* Description of the task *
Scan the material below for the string "gruppi", and copy every line where it shows up.

* Record excerpts *
>> Start
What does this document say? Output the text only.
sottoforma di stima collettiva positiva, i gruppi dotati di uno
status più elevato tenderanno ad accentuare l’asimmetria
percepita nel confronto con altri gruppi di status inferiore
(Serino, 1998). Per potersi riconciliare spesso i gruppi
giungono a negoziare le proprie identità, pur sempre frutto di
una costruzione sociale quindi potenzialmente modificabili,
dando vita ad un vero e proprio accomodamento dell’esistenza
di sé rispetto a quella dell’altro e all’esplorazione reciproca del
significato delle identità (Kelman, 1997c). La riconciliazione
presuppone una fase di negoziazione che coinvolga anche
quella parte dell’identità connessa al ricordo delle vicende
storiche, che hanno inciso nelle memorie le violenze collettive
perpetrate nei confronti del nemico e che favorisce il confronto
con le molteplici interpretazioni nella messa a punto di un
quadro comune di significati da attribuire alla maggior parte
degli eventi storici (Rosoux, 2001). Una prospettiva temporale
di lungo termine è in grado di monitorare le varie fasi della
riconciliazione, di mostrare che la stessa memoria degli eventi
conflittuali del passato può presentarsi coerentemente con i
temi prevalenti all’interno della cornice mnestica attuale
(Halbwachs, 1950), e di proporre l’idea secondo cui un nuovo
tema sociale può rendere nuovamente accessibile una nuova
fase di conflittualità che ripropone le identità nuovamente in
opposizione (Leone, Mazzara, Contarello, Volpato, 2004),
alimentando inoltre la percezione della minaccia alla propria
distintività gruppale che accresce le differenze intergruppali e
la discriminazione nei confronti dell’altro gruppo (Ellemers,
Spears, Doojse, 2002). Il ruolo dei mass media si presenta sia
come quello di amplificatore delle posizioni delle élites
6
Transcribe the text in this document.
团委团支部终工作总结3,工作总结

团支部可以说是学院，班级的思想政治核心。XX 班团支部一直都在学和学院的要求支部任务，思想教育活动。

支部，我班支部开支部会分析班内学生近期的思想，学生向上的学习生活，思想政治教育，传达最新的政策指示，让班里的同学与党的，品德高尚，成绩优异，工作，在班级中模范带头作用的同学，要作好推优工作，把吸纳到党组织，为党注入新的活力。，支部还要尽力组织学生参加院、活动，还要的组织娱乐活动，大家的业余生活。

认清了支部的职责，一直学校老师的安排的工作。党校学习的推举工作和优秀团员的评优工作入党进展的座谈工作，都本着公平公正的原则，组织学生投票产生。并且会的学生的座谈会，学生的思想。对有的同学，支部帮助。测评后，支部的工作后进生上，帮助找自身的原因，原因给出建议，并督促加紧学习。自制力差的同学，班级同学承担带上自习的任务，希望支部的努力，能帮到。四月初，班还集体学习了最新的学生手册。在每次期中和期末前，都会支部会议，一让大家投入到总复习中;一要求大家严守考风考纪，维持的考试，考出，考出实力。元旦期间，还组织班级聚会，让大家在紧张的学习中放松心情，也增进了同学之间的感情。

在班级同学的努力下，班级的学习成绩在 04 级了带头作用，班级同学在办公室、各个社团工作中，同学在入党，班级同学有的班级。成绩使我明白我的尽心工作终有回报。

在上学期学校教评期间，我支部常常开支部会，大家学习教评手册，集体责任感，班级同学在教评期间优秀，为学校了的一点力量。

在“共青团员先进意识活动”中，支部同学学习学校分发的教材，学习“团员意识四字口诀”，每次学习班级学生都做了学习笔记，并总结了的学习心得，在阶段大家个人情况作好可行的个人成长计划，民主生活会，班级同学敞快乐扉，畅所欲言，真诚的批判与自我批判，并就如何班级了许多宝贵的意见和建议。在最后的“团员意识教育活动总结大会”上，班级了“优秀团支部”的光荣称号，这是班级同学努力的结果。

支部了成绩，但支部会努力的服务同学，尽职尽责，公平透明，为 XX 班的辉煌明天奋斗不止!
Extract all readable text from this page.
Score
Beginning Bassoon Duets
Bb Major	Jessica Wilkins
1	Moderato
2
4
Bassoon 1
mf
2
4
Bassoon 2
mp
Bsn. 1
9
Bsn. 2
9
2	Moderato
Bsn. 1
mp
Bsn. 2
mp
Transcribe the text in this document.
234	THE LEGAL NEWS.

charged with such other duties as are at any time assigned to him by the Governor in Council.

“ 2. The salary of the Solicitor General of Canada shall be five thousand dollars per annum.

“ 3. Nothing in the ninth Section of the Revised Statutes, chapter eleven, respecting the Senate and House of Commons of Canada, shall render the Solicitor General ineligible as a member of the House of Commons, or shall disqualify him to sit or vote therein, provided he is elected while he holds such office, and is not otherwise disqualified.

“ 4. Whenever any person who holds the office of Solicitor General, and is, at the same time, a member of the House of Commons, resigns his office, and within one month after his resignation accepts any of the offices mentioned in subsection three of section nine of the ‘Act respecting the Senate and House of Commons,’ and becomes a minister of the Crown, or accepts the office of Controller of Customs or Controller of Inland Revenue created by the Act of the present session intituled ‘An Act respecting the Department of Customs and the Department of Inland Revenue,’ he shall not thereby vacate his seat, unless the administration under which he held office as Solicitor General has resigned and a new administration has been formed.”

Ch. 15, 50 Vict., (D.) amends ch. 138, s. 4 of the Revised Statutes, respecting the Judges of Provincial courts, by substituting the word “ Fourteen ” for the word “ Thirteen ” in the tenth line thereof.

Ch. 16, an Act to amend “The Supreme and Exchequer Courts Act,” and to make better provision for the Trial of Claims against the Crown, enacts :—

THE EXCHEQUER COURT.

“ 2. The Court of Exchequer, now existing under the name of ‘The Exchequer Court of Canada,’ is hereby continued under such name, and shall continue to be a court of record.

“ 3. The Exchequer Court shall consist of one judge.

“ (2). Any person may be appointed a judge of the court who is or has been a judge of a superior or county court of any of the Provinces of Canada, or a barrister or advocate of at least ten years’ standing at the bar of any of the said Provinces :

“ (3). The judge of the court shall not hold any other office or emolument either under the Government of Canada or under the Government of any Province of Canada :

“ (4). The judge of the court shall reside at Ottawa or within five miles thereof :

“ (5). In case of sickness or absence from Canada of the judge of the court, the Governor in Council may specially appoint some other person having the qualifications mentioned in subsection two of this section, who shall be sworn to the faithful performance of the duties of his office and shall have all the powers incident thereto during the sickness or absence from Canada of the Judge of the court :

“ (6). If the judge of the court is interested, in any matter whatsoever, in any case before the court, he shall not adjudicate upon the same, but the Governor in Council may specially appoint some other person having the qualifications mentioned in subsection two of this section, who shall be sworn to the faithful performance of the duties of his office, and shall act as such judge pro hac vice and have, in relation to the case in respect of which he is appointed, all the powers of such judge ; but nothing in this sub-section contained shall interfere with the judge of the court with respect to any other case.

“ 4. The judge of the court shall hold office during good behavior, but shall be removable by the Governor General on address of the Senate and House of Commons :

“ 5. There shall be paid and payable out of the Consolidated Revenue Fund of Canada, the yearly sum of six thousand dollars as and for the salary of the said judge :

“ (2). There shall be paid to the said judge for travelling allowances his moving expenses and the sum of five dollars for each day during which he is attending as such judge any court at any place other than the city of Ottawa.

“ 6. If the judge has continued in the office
>> End
* Right answer *
sottoforma di stima collettiva positiva, i gruppi dotati di uno
percepita nel confronto con altri gruppi di status inferiore
(Serino, 1998). Per potersi riconciliare spesso i gruppi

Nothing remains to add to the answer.